» Your goal
Images embedded in the records are excluded; print everything else exactly as given.
start Available records
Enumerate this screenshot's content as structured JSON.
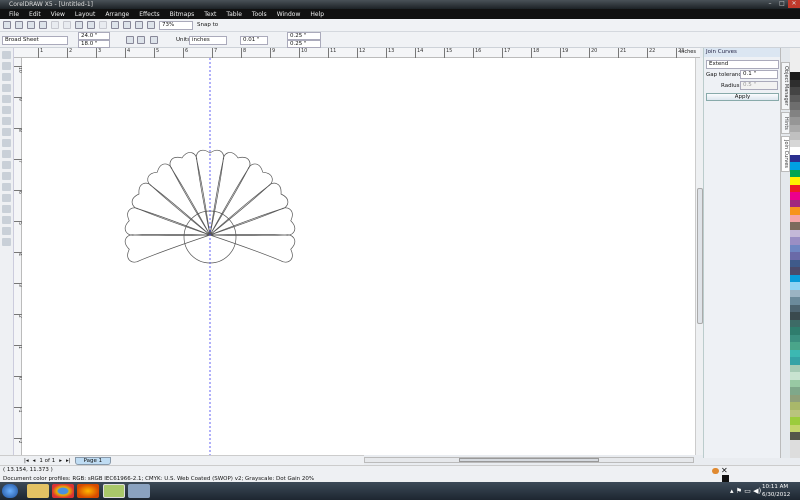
{
  "window": {
    "title": "CorelDRAW X5 - [Untitled-1]",
    "buttons": [
      "–",
      "□",
      "✕"
    ]
  },
  "menu": [
    "File",
    "Edit",
    "View",
    "Layout",
    "Arrange",
    "Effects",
    "Bitmaps",
    "Text",
    "Table",
    "Tools",
    "Window",
    "Help"
  ],
  "toolbar": {
    "zoom": "73%",
    "snap_to": "Snap to"
  },
  "property_bar": {
    "page_size": "Broad Sheet",
    "width": "24.0 \"",
    "height": "18.0 \"",
    "units_label": "Units:",
    "units": "inches",
    "nudge": "0.01 \"",
    "dup_x": "0.25 \"",
    "dup_y": "0.25 \""
  },
  "ruler": {
    "unit": "inches",
    "h_labels": [
      "1",
      "2",
      "3",
      "4",
      "5",
      "6",
      "7",
      "8",
      "9",
      "10",
      "11",
      "12",
      "13",
      "14",
      "15",
      "16",
      "17",
      "18",
      "19",
      "20",
      "21",
      "22",
      "23"
    ],
    "v_labels": [
      "10",
      "9",
      "8",
      "7",
      "6",
      "5",
      "4",
      "3",
      "2",
      "1",
      "0",
      "-1",
      "-2"
    ]
  },
  "docker": {
    "title": "Join Curves",
    "mode": "Extend",
    "gap_label": "Gap tolerance:",
    "gap_value": "0.1 \"",
    "radius_label": "Radius:",
    "radius_value": "0.5 \"",
    "apply": "Apply"
  },
  "side_tabs": [
    "Object Manager",
    "Hints",
    "Join Curves"
  ],
  "palette": [
    "#1a1a1a",
    "#2e2e2e",
    "#444",
    "#5a5a5a",
    "#6e6e6e",
    "#828282",
    "#969696",
    "#aaa",
    "#c0c0c0",
    "#d6d6d6",
    "#fff",
    "#2b2f8f",
    "#00a0e3",
    "#00a651",
    "#fff200",
    "#ed1c24",
    "#ec008c",
    "#a0287d",
    "#f7941d",
    "#f4a5a8",
    "#7d6b5d",
    "#c4b8d8",
    "#9a8ec4",
    "#6f86c2",
    "#6a6aa8",
    "#3f5a8a",
    "#4b4a6b",
    "#0a9ad8",
    "#8fd3f4",
    "#9bb3c3",
    "#6b8a9b",
    "#4d6470",
    "#3a4a4e",
    "#3d6b66",
    "#2f7d6d",
    "#3b8f7f",
    "#4aa58a",
    "#3cb8b2",
    "#35a3a6",
    "#a6cbb5",
    "#c8e3d0",
    "#98c9a3",
    "#7fa88a",
    "#8fa07a",
    "#a9b86a",
    "#b9c47d",
    "#9ccc3c",
    "#c4d56a",
    "#55574a"
  ],
  "page_nav": {
    "count": "1 of 1",
    "page_tab": "Page 1"
  },
  "status": {
    "coords": "( 13.154, 11.373 )",
    "profiles": "Document color profiles: RGB: sRGB IEC61966-2.1; CMYK: U.S. Web Coated (SWOP) v2; Grayscale: Dot Gain 20%"
  },
  "tray": {
    "time": "10:11 AM",
    "date": "6/30/2012"
  },
  "colors": {
    "guide": "#3a3af0",
    "outline": "#555555"
  }
}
end Available records
» Result for this exercise
Enumerate this screenshot's content as structured JSON.
{
  "window": {
    "title": "CorelDRAW X5 - [Untitled-1]",
    "buttons": [
      "–",
      "□",
      "✕"
    ]
  },
  "menu": [
    "File",
    "Edit",
    "View",
    "Layout",
    "Arrange",
    "Effects",
    "Bitmaps",
    "Text",
    "Table",
    "Tools",
    "Window",
    "Help"
  ],
  "toolbar": {
    "zoom": "73%",
    "snap_to": "Snap to"
  },
  "property_bar": {
    "page_size": "Broad Sheet",
    "width": "24.0 \"",
    "height": "18.0 \"",
    "units_label": "Units:",
    "units": "inches",
    "nudge": "0.01 \"",
    "dup_x": "0.25 \"",
    "dup_y": "0.25 \""
  },
  "ruler": {
    "unit": "inches",
    "h_labels": [
      "1",
      "2",
      "3",
      "4",
      "5",
      "6",
      "7",
      "8",
      "9",
      "10",
      "11",
      "12",
      "13",
      "14",
      "15",
      "16",
      "17",
      "18",
      "19",
      "20",
      "21",
      "22",
      "23"
    ],
    "v_labels": [
      "10",
      "9",
      "8",
      "7",
      "6",
      "5",
      "4",
      "3",
      "2",
      "1",
      "0",
      "-1",
      "-2"
    ]
  },
  "docker": {
    "title": "Join Curves",
    "mode": "Extend",
    "gap_label": "Gap tolerance:",
    "gap_value": "0.1 \"",
    "radius_label": "Radius:",
    "radius_value": "0.5 \"",
    "apply": "Apply"
  },
  "side_tabs": [
    "Object Manager",
    "Hints",
    "Join Curves"
  ],
  "palette": [
    "#1a1a1a",
    "#2e2e2e",
    "#444",
    "#5a5a5a",
    "#6e6e6e",
    "#828282",
    "#969696",
    "#aaa",
    "#c0c0c0",
    "#d6d6d6",
    "#fff",
    "#2b2f8f",
    "#00a0e3",
    "#00a651",
    "#fff200",
    "#ed1c24",
    "#ec008c",
    "#a0287d",
    "#f7941d",
    "#f4a5a8",
    "#7d6b5d",
    "#c4b8d8",
    "#9a8ec4",
    "#6f86c2",
    "#6a6aa8",
    "#3f5a8a",
    "#4b4a6b",
    "#0a9ad8",
    "#8fd3f4",
    "#9bb3c3",
    "#6b8a9b",
    "#4d6470",
    "#3a4a4e",
    "#3d6b66",
    "#2f7d6d",
    "#3b8f7f",
    "#4aa58a",
    "#3cb8b2",
    "#35a3a6",
    "#a6cbb5",
    "#c8e3d0",
    "#98c9a3",
    "#7fa88a",
    "#8fa07a",
    "#a9b86a",
    "#b9c47d",
    "#9ccc3c",
    "#c4d56a",
    "#55574a"
  ],
  "page_nav": {
    "count": "1 of 1",
    "page_tab": "Page 1"
  },
  "status": {
    "coords": "( 13.154, 11.373 )",
    "profiles": "Document color profiles: RGB: sRGB IEC61966-2.1; CMYK: U.S. Web Coated (SWOP) v2; Grayscale: Dot Gain 20%"
  },
  "tray": {
    "time": "10:11 AM",
    "date": "6/30/2012"
  },
  "colors": {
    "guide": "#3a3af0",
    "outline": "#555555"
  }
}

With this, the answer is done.